Task prompt:
Images embedded in the records are excluded; print everything else exactly as given.

Records for the exercise:
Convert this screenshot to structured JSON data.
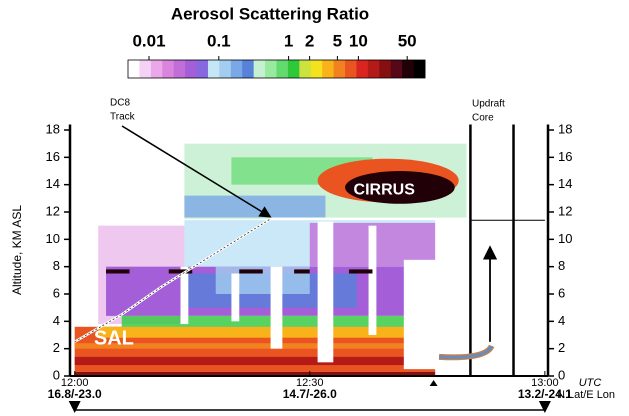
{
  "chart_data": {
    "type": "curtain",
    "title": "Aerosol Scattering Ratio",
    "colorbar": {
      "log": true,
      "lim": [
        0.005,
        90
      ],
      "ticks": [
        0.01,
        0.1,
        1,
        2,
        5,
        10,
        50
      ],
      "colors": [
        "#ffffff",
        "#f4d2f4",
        "#eaa8ea",
        "#da84dc",
        "#c26ed8",
        "#a45ed8",
        "#8668e0",
        "#c4e6f6",
        "#a2cdef",
        "#7aa8e6",
        "#5682da",
        "#c6f0d2",
        "#98ea9e",
        "#62da6e",
        "#2ec83a",
        "#cce23e",
        "#f4e21e",
        "#f8b21a",
        "#f28220",
        "#ea5420",
        "#da2420",
        "#b41a18",
        "#861010",
        "#560818",
        "#220008",
        "#000000"
      ]
    },
    "y_label": "Altitude, KM ASL",
    "ylim": [
      0,
      18.4
    ],
    "yticks": [
      0,
      2,
      4,
      6,
      8,
      10,
      12,
      14,
      16,
      18
    ],
    "xlim": [
      -0.6,
      60.4
    ],
    "xticks": [
      {
        "value": 0,
        "label": "12:00"
      },
      {
        "value": 30,
        "label": "12:30"
      },
      {
        "value": 60,
        "label": "13:00"
      }
    ],
    "x_label": "UTC",
    "position_labels": [
      "16.8/-23.0",
      "14.7/-26.0",
      "13.2/-24.1"
    ],
    "position_label": "N Lat/E Lon",
    "annotations": [
      {
        "lines": [
          "DC8",
          "Track"
        ]
      },
      {
        "lines": [
          "Updraft",
          "Core"
        ]
      },
      {
        "lines": [
          "CIRRUS"
        ]
      },
      {
        "lines": [
          "SAL"
        ]
      }
    ]
  }
}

Reply to the exercise:
Convert this screenshot to structured JSON data.
{
  "chart_data": {
    "type": "curtain",
    "title": "Aerosol Scattering Ratio",
    "colorbar": {
      "log": true,
      "lim": [
        0.005,
        90
      ],
      "ticks": [
        0.01,
        0.1,
        1,
        2,
        5,
        10,
        50
      ],
      "colors": [
        "#ffffff",
        "#f4d2f4",
        "#eaa8ea",
        "#da84dc",
        "#c26ed8",
        "#a45ed8",
        "#8668e0",
        "#c4e6f6",
        "#a2cdef",
        "#7aa8e6",
        "#5682da",
        "#c6f0d2",
        "#98ea9e",
        "#62da6e",
        "#2ec83a",
        "#cce23e",
        "#f4e21e",
        "#f8b21a",
        "#f28220",
        "#ea5420",
        "#da2420",
        "#b41a18",
        "#861010",
        "#560818",
        "#220008",
        "#000000"
      ]
    },
    "y_label": "Altitude, KM ASL",
    "ylim": [
      0,
      18.4
    ],
    "yticks": [
      0,
      2,
      4,
      6,
      8,
      10,
      12,
      14,
      16,
      18
    ],
    "xlim": [
      -0.6,
      60.4
    ],
    "xticks": [
      {
        "value": 0,
        "label": "12:00"
      },
      {
        "value": 30,
        "label": "12:30"
      },
      {
        "value": 60,
        "label": "13:00"
      }
    ],
    "x_label": "UTC",
    "position_labels": [
      "16.8/-23.0",
      "14.7/-26.0",
      "13.2/-24.1"
    ],
    "position_label": "N Lat/E Lon",
    "annotations": [
      {
        "lines": [
          "DC8",
          "Track"
        ]
      },
      {
        "lines": [
          "Updraft",
          "Core"
        ]
      },
      {
        "lines": [
          "CIRRUS"
        ]
      },
      {
        "lines": [
          "SAL"
        ]
      }
    ]
  }
}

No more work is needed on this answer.